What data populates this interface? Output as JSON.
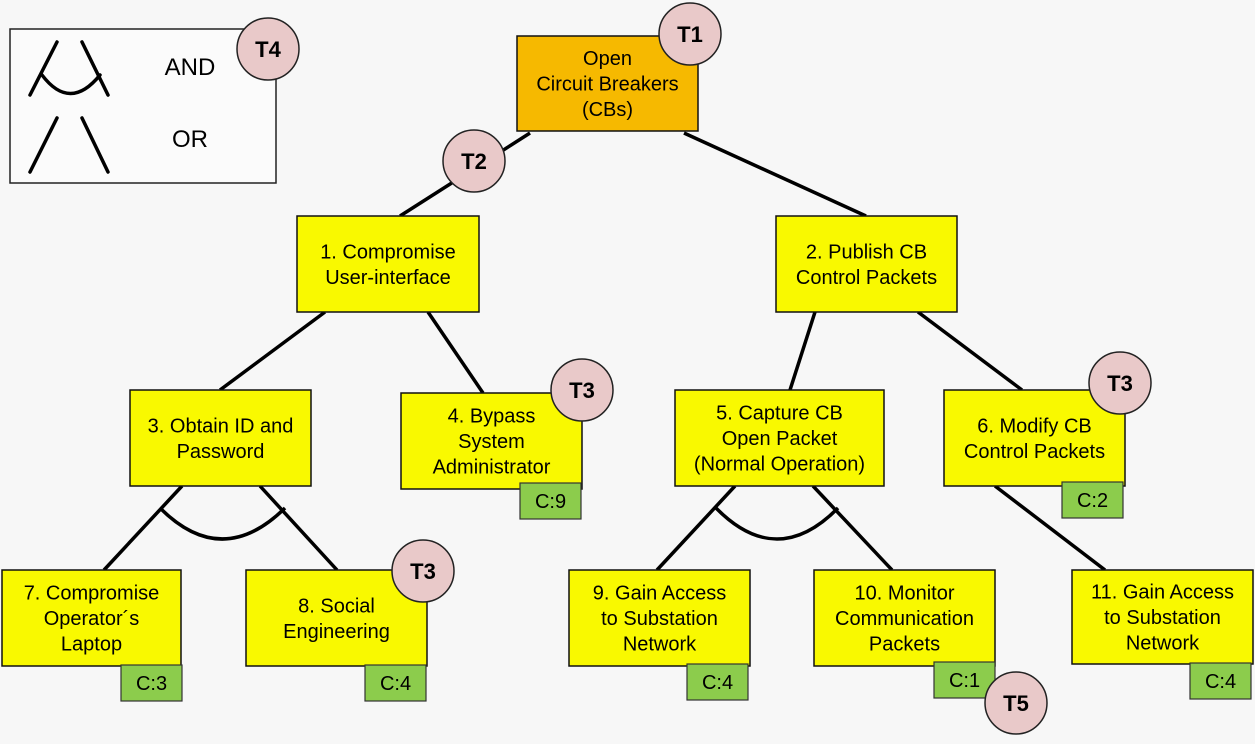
{
  "legend": {
    "and_label": "AND",
    "or_label": "OR",
    "badge": "T4"
  },
  "colors": {
    "root": "#f6b900",
    "node": "#f9f900",
    "cost": "#8ccc4c",
    "badge": "#e9c9c9",
    "line": "#000000",
    "background": "#f7f7f7"
  },
  "nodes": [
    {
      "id": "root",
      "lines": [
        "Open",
        "Circuit Breakers",
        "(CBs)"
      ],
      "badge": "T1"
    },
    {
      "id": "n1",
      "lines": [
        "1. Compromise",
        "User-interface"
      ]
    },
    {
      "id": "n2",
      "lines": [
        "2. Publish CB",
        "Control Packets"
      ]
    },
    {
      "id": "n3",
      "lines": [
        "3. Obtain ID and",
        "Password"
      ]
    },
    {
      "id": "n4",
      "lines": [
        "4. Bypass",
        "System",
        "Administrator"
      ],
      "cost": "C:9",
      "badge": "T3"
    },
    {
      "id": "n5",
      "lines": [
        "5. Capture CB",
        "Open Packet",
        "(Normal Operation)"
      ]
    },
    {
      "id": "n6",
      "lines": [
        "6. Modify CB",
        "Control Packets"
      ],
      "cost": "C:2",
      "badge": "T3"
    },
    {
      "id": "n7",
      "lines": [
        "7. Compromise",
        "Operator´s",
        "Laptop"
      ],
      "cost": "C:3"
    },
    {
      "id": "n8",
      "lines": [
        "8. Social",
        "Engineering"
      ],
      "cost": "C:4",
      "badge": "T3"
    },
    {
      "id": "n9",
      "lines": [
        "9. Gain Access",
        "to Substation",
        "Network"
      ],
      "cost": "C:4"
    },
    {
      "id": "n10",
      "lines": [
        "10. Monitor",
        "Communication",
        "Packets"
      ],
      "cost": "C:1",
      "badge": "T5"
    },
    {
      "id": "n11",
      "lines": [
        "11. Gain Access",
        "to Substation",
        "Network"
      ],
      "cost": "C:4"
    }
  ],
  "edge_badges": [
    {
      "edge": "root-n1",
      "label": "T2"
    }
  ],
  "edges": [
    {
      "from": "root",
      "to": "n1"
    },
    {
      "from": "root",
      "to": "n2"
    },
    {
      "from": "n1",
      "to": "n3"
    },
    {
      "from": "n1",
      "to": "n4"
    },
    {
      "from": "n2",
      "to": "n5"
    },
    {
      "from": "n2",
      "to": "n6"
    },
    {
      "from": "n3",
      "to": "n7",
      "gate": "AND"
    },
    {
      "from": "n3",
      "to": "n8",
      "gate": "AND"
    },
    {
      "from": "n5",
      "to": "n9",
      "gate": "AND"
    },
    {
      "from": "n5",
      "to": "n10",
      "gate": "AND"
    },
    {
      "from": "n6",
      "to": "n11"
    }
  ]
}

- What is expected
Output the entries above exactly, without their pictures.

- Answer to the problem
What data populates this interface? Output as JSON.
{
  "legend": {
    "and_label": "AND",
    "or_label": "OR",
    "badge": "T4"
  },
  "colors": {
    "root": "#f6b900",
    "node": "#f9f900",
    "cost": "#8ccc4c",
    "badge": "#e9c9c9",
    "line": "#000000",
    "background": "#f7f7f7"
  },
  "nodes": [
    {
      "id": "root",
      "lines": [
        "Open",
        "Circuit Breakers",
        "(CBs)"
      ],
      "badge": "T1"
    },
    {
      "id": "n1",
      "lines": [
        "1. Compromise",
        "User-interface"
      ]
    },
    {
      "id": "n2",
      "lines": [
        "2. Publish CB",
        "Control Packets"
      ]
    },
    {
      "id": "n3",
      "lines": [
        "3. Obtain ID and",
        "Password"
      ]
    },
    {
      "id": "n4",
      "lines": [
        "4. Bypass",
        "System",
        "Administrator"
      ],
      "cost": "C:9",
      "badge": "T3"
    },
    {
      "id": "n5",
      "lines": [
        "5. Capture CB",
        "Open Packet",
        "(Normal Operation)"
      ]
    },
    {
      "id": "n6",
      "lines": [
        "6. Modify CB",
        "Control Packets"
      ],
      "cost": "C:2",
      "badge": "T3"
    },
    {
      "id": "n7",
      "lines": [
        "7. Compromise",
        "Operator´s",
        "Laptop"
      ],
      "cost": "C:3"
    },
    {
      "id": "n8",
      "lines": [
        "8. Social",
        "Engineering"
      ],
      "cost": "C:4",
      "badge": "T3"
    },
    {
      "id": "n9",
      "lines": [
        "9. Gain Access",
        "to Substation",
        "Network"
      ],
      "cost": "C:4"
    },
    {
      "id": "n10",
      "lines": [
        "10. Monitor",
        "Communication",
        "Packets"
      ],
      "cost": "C:1",
      "badge": "T5"
    },
    {
      "id": "n11",
      "lines": [
        "11. Gain Access",
        "to Substation",
        "Network"
      ],
      "cost": "C:4"
    }
  ],
  "edge_badges": [
    {
      "edge": "root-n1",
      "label": "T2"
    }
  ],
  "edges": [
    {
      "from": "root",
      "to": "n1"
    },
    {
      "from": "root",
      "to": "n2"
    },
    {
      "from": "n1",
      "to": "n3"
    },
    {
      "from": "n1",
      "to": "n4"
    },
    {
      "from": "n2",
      "to": "n5"
    },
    {
      "from": "n2",
      "to": "n6"
    },
    {
      "from": "n3",
      "to": "n7",
      "gate": "AND"
    },
    {
      "from": "n3",
      "to": "n8",
      "gate": "AND"
    },
    {
      "from": "n5",
      "to": "n9",
      "gate": "AND"
    },
    {
      "from": "n5",
      "to": "n10",
      "gate": "AND"
    },
    {
      "from": "n6",
      "to": "n11"
    }
  ]
}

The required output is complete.